Stated goal:
Transcribe the lines of the records starting with the one that has "Transcribe the text in this document." in it and ending with the last, and transcribe nothing else.

--- begin Entries shown ---

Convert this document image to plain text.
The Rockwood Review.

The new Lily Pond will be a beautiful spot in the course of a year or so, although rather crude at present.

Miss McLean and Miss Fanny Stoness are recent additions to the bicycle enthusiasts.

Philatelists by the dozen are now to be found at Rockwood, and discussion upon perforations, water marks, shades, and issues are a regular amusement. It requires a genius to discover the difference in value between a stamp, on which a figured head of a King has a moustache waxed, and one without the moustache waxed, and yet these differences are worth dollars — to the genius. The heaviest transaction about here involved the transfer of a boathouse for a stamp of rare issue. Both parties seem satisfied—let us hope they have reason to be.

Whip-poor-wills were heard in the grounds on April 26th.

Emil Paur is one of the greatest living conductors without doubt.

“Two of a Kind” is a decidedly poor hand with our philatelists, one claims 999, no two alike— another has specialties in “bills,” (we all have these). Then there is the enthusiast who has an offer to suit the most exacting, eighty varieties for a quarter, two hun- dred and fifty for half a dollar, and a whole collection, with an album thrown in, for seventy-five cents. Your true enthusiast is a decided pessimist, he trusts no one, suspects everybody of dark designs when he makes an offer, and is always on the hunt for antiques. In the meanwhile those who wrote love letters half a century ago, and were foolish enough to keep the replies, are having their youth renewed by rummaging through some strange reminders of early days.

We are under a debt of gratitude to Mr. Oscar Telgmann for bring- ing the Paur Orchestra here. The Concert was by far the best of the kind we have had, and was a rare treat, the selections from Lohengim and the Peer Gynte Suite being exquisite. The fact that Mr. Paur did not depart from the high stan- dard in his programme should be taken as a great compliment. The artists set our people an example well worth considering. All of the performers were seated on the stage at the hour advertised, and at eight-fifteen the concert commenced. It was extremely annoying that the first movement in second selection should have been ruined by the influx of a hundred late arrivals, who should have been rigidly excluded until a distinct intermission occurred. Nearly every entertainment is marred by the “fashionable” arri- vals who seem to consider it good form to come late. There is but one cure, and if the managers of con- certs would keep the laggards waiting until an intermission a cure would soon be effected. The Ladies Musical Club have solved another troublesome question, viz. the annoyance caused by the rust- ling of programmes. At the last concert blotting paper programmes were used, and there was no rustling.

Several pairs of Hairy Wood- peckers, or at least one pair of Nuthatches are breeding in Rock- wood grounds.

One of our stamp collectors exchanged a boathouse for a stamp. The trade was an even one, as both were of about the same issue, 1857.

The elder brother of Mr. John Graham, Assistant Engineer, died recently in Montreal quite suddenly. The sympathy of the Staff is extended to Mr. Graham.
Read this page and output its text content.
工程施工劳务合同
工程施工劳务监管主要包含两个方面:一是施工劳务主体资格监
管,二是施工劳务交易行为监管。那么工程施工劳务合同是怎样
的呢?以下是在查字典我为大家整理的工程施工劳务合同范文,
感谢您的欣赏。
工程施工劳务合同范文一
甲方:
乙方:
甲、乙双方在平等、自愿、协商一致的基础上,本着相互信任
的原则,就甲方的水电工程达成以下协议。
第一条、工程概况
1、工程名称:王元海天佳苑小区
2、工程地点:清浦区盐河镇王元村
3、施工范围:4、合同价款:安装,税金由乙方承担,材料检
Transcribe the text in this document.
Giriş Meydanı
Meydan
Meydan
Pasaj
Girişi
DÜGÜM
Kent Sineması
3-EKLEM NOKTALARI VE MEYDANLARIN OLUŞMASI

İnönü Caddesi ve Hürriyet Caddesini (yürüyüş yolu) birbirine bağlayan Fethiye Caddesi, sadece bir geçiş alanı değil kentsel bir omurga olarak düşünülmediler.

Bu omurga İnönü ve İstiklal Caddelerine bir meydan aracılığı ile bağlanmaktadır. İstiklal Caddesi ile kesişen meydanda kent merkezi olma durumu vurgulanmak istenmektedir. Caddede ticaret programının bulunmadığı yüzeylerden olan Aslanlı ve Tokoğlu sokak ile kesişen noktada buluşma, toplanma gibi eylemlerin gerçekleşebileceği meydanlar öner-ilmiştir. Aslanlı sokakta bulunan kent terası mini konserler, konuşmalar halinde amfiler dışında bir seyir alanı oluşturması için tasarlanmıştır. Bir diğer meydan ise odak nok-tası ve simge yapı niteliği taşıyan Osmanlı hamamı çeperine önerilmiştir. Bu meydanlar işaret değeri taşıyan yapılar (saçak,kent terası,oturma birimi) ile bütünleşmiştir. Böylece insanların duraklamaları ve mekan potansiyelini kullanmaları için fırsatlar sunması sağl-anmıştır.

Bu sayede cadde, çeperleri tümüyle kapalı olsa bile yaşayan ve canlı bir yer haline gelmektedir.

--- end Entries shown ---

Output for this task:
Transcribe the text in this document.
Giriş Meydanı
Meydan
Meydan
Pasaj
Girişi
DÜGÜM
Kent Sineması
3-EKLEM NOKTALARI VE MEYDANLARIN OLUŞMASI

İnönü Caddesi ve Hürriyet Caddesini (yürüyüş yolu) birbirine bağlayan Fethiye Caddesi, sadece bir geçiş alanı değil kentsel bir omurga olarak düşünülmediler.

Bu omurga İnönü ve İstiklal Caddelerine bir meydan aracılığı ile bağlanmaktadır. İstiklal Caddesi ile kesişen meydanda kent merkezi olma durumu vurgulanmak istenmektedir. Caddede ticaret programının bulunmadığı yüzeylerden olan Aslanlı ve Tokoğlu sokak ile kesişen noktada buluşma, toplanma gibi eylemlerin gerçekleşebileceği meydanlar öner-ilmiştir. Aslanlı sokakta bulunan kent terası mini konserler, konuşmalar halinde amfiler dışında bir seyir alanı oluşturması için tasarlanmıştır. Bir diğer meydan ise odak nok-tası ve simge yapı niteliği taşıyan Osmanlı hamamı çeperine önerilmiştir. Bu meydanlar işaret değeri taşıyan yapılar (saçak,kent terası,oturma birimi) ile bütünleşmiştir. Böylece insanların duraklamaları ve mekan potansiyelini kullanmaları için fırsatlar sunması sağl-anmıştır.

Bu sayede cadde, çeperleri tümüyle kapalı olsa bile yaşayan ve canlı bir yer haline gelmektedir.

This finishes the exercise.